RECORDED INFORMATION
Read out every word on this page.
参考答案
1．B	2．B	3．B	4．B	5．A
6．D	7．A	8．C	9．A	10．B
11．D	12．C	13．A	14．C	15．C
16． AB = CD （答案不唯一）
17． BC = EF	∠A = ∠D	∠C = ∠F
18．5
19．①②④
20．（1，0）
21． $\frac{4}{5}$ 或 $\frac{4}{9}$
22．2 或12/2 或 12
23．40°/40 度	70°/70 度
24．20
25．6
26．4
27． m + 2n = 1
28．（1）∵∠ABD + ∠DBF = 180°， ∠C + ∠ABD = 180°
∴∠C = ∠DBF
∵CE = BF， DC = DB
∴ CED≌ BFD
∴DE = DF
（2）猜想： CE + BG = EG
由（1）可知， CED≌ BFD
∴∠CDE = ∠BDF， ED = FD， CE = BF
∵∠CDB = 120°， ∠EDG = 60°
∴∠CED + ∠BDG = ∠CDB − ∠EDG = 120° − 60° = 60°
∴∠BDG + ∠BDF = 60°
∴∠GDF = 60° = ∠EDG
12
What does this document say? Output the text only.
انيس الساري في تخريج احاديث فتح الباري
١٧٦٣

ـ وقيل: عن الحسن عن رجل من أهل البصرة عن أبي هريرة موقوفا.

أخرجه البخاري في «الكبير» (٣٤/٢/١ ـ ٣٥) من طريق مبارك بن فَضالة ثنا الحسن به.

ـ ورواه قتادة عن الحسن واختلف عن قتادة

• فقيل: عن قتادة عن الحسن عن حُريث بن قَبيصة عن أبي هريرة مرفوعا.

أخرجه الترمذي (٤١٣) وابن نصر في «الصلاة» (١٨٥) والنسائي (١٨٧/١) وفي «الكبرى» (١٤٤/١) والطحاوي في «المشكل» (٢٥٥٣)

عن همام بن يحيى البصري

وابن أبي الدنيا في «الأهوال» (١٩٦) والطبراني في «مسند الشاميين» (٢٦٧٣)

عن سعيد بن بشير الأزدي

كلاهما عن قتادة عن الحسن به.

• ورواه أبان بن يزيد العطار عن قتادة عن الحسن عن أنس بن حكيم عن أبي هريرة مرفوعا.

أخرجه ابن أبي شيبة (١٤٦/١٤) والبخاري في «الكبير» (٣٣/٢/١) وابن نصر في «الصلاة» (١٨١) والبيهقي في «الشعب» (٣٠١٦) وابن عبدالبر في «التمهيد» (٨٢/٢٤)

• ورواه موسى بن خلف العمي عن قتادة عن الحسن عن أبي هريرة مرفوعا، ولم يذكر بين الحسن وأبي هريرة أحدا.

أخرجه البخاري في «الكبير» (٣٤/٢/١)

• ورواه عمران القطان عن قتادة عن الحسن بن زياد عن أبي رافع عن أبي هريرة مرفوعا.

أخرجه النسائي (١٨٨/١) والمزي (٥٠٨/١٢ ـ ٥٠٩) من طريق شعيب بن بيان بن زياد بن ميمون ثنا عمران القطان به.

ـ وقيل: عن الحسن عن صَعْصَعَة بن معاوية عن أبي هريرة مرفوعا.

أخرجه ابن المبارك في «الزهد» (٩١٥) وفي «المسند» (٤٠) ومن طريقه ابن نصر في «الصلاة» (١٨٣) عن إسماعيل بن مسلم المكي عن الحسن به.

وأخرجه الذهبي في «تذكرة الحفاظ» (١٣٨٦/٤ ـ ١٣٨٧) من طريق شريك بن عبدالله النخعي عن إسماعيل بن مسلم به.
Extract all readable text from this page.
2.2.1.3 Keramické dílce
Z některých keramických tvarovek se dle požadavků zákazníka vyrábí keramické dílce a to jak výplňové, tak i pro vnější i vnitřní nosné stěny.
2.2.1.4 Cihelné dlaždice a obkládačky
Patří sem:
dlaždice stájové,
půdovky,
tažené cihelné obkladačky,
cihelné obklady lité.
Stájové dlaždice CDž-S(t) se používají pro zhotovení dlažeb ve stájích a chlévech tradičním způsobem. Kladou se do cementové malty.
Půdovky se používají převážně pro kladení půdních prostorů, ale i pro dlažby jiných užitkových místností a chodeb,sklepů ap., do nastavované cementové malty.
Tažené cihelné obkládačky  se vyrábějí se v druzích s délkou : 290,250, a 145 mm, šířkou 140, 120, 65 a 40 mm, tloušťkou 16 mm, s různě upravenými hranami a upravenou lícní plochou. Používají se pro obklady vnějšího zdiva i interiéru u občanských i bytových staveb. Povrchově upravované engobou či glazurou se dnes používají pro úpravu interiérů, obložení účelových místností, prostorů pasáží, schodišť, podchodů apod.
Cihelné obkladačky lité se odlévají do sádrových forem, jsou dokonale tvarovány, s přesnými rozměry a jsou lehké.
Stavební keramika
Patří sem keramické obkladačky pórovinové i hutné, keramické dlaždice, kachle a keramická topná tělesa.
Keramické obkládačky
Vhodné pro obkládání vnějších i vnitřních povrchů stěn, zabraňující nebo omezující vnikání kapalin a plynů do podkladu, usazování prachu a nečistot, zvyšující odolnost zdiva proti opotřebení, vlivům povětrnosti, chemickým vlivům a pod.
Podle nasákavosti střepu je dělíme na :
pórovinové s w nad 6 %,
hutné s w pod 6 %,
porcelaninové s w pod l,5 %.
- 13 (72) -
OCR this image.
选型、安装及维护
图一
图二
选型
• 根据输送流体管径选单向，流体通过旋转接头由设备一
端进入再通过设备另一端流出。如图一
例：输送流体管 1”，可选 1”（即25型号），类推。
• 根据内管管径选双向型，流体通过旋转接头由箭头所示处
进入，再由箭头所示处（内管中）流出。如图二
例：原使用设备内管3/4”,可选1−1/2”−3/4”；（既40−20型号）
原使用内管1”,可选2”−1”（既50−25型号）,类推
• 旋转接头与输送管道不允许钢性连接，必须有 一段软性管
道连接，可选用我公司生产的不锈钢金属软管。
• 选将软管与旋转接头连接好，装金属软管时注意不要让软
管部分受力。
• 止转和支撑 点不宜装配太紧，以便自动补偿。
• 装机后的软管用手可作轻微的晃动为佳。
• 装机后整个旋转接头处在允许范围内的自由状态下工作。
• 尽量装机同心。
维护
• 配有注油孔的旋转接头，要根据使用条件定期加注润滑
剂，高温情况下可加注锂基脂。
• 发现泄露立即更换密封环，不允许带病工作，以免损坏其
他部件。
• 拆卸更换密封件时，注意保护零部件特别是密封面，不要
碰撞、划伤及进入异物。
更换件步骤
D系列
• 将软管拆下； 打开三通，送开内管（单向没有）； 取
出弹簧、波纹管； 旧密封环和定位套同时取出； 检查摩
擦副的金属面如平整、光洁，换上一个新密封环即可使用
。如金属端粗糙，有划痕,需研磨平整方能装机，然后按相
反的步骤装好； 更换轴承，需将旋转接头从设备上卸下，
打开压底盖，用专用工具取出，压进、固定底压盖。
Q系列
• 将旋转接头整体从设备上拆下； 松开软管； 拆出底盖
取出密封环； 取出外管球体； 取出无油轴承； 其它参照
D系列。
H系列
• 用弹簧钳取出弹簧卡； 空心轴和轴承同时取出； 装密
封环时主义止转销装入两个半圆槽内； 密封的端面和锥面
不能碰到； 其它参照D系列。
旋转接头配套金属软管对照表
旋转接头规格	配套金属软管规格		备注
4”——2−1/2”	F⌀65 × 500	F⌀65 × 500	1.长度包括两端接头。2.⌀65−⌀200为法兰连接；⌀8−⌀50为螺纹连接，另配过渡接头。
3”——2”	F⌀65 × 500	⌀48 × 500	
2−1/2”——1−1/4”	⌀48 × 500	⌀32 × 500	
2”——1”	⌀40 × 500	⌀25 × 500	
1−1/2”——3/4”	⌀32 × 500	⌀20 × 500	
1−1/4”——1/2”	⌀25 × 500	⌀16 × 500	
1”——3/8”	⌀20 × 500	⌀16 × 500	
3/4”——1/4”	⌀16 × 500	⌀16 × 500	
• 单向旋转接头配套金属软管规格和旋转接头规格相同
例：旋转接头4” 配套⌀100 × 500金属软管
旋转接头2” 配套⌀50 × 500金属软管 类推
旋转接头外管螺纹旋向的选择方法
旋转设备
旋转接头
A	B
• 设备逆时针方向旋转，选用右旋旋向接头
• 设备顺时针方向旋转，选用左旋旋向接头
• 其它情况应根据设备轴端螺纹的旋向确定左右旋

EXERCISE GOAL
Check each line of the records above for the string "hutné", and report every line that has it.

RIGHT ANSWER
Patří sem keramické obkladačky pórovinové i hutné, keramické dlaždice, kachle a keramická topná tělesa.
hutné s w pod 6 %,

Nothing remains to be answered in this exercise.